• **THE PROBLEM**
Please say how many lines of the listing hold "Freq", with no other words in the answer.

• **PROVIDED RECORDS**
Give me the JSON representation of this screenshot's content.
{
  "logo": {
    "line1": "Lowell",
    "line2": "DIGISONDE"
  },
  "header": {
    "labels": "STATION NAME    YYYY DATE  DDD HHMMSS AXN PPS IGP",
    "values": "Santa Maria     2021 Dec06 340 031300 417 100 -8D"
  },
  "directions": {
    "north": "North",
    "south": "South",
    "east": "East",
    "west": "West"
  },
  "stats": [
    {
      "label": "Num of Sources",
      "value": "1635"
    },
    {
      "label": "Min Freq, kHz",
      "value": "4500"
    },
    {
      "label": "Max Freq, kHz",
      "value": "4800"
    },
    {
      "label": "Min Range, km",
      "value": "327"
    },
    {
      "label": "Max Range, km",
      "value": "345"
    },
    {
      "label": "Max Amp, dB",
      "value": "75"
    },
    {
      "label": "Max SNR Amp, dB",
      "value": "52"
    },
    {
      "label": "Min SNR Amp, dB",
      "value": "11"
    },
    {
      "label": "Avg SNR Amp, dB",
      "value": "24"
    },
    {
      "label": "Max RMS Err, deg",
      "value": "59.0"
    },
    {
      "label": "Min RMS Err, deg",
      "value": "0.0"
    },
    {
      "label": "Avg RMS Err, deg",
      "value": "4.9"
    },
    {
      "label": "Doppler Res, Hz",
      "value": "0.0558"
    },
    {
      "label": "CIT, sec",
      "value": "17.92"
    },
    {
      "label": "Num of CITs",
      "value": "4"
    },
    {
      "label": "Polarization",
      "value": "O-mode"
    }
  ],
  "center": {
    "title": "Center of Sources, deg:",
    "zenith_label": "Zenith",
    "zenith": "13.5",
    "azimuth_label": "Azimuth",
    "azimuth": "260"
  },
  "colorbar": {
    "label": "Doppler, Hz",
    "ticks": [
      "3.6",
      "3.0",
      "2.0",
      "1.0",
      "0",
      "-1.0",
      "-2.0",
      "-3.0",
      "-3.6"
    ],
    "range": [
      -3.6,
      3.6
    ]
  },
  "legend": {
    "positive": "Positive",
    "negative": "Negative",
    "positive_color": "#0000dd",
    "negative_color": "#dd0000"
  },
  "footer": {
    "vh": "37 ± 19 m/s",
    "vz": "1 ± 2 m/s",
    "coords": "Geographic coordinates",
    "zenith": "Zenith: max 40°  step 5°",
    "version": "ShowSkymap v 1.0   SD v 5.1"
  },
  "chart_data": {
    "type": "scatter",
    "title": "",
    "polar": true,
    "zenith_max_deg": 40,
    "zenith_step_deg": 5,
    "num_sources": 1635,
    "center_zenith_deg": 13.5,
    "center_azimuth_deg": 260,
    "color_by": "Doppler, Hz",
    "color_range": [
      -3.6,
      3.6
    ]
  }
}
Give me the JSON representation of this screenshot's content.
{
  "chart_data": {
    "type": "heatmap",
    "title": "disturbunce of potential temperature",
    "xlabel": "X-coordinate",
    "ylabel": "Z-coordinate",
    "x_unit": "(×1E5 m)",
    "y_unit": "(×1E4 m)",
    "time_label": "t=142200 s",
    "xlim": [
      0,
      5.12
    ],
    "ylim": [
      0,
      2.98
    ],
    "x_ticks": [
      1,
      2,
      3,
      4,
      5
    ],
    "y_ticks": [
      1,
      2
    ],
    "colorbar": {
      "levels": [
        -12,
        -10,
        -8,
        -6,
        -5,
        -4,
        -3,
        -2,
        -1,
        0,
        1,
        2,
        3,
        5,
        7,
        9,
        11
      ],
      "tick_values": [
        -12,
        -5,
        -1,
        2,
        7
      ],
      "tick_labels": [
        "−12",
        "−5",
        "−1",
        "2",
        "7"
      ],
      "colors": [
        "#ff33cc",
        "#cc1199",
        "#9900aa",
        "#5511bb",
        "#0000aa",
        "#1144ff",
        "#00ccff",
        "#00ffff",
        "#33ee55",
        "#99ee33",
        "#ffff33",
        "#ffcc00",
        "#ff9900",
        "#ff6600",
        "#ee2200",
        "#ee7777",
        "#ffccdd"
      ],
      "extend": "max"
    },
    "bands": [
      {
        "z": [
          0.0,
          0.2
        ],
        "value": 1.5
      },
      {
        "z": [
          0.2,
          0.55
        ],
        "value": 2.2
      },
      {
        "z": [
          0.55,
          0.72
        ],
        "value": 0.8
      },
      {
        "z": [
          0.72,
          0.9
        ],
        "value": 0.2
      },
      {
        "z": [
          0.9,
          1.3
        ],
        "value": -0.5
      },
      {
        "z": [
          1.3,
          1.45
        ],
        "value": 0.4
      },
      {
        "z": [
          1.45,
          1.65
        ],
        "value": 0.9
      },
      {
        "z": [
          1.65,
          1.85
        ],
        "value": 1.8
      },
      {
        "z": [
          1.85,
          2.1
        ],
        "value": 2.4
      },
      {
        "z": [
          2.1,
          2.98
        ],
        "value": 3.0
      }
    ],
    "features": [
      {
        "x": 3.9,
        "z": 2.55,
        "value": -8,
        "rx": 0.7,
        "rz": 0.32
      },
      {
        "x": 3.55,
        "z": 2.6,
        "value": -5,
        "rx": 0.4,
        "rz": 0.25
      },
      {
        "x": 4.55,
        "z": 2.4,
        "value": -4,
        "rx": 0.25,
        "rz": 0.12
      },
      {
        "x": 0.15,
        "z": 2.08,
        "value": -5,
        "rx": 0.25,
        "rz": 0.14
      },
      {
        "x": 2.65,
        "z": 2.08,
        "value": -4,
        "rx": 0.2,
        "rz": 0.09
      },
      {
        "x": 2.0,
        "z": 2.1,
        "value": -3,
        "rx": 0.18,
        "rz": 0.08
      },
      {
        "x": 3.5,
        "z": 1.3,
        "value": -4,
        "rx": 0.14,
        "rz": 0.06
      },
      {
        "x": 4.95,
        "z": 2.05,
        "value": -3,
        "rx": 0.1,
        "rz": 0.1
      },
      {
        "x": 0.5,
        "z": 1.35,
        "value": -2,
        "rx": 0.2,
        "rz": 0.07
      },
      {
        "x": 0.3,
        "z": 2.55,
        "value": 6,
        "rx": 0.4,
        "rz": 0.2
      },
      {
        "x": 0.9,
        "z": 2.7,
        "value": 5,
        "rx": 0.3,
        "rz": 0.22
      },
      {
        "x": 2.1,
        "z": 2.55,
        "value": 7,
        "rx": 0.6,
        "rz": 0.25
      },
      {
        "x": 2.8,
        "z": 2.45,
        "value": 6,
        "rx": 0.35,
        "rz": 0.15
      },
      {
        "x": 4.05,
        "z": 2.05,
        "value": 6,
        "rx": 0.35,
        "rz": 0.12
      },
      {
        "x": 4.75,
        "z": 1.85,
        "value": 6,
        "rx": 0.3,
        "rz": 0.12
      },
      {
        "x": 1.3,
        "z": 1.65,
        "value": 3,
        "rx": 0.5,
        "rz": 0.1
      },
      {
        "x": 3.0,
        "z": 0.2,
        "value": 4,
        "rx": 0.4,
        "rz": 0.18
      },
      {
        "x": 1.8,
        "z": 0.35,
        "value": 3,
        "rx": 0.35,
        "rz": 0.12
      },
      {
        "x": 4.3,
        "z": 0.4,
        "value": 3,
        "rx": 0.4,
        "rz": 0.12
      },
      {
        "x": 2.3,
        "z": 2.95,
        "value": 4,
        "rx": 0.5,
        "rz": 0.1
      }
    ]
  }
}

• **EXERCISE OUTPUT**
2